*Exercise requirements*:
Find the word "name" in the records below. List each line containing it.

*Supplied material*:
————
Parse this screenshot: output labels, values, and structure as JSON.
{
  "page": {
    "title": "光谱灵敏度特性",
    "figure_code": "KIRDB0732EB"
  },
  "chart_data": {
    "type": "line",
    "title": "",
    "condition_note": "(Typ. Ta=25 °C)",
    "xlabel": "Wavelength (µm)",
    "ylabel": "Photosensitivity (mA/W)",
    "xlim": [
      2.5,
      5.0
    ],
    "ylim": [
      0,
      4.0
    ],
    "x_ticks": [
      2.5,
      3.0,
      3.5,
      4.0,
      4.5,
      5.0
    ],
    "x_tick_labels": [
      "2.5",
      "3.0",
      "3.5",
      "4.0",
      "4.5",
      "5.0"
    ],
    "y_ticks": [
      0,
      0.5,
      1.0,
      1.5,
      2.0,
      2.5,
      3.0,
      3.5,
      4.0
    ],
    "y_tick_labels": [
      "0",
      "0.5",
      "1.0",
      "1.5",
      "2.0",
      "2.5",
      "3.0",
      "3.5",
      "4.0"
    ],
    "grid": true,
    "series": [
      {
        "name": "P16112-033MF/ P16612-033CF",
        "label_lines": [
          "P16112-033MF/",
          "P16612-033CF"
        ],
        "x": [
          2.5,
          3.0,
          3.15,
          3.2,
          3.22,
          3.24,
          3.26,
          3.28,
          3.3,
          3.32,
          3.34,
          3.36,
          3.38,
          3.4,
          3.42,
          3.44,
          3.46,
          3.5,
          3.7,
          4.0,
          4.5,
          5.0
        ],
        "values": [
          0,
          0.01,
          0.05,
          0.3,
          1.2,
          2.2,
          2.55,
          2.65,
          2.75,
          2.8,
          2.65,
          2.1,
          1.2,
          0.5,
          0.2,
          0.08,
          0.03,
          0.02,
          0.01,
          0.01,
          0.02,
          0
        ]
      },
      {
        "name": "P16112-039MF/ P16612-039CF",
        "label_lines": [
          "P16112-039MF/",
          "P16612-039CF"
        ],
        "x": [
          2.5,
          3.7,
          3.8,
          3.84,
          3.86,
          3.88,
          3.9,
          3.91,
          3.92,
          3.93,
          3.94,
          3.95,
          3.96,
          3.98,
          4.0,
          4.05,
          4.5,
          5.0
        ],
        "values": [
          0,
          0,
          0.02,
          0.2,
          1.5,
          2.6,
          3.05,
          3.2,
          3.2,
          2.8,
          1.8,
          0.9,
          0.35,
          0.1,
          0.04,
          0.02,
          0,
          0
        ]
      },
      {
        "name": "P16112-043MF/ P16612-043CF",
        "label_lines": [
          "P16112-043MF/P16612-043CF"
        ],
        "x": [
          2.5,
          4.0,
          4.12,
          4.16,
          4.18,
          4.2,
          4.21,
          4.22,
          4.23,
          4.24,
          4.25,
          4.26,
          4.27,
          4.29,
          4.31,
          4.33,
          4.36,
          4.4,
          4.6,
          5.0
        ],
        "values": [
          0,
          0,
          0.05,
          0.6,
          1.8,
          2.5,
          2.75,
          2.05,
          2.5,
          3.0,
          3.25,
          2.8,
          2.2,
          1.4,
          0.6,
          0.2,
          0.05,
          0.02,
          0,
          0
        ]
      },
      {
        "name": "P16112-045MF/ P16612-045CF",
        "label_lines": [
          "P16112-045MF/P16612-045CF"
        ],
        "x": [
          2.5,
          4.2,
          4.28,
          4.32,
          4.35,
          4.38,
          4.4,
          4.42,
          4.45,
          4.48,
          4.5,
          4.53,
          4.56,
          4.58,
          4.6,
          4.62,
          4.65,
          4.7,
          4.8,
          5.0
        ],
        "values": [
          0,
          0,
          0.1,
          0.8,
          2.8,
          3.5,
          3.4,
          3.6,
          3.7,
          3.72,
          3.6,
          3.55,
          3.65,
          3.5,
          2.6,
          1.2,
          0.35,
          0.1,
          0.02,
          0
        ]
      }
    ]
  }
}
————
*Result of the task*:
        "name": "P16112-033MF/ P16612-033CF",
        "name": "P16112-039MF/ P16612-039CF",
        "name": "P16112-043MF/ P16612-043CF",
        "name": "P16112-045MF/ P16612-045CF",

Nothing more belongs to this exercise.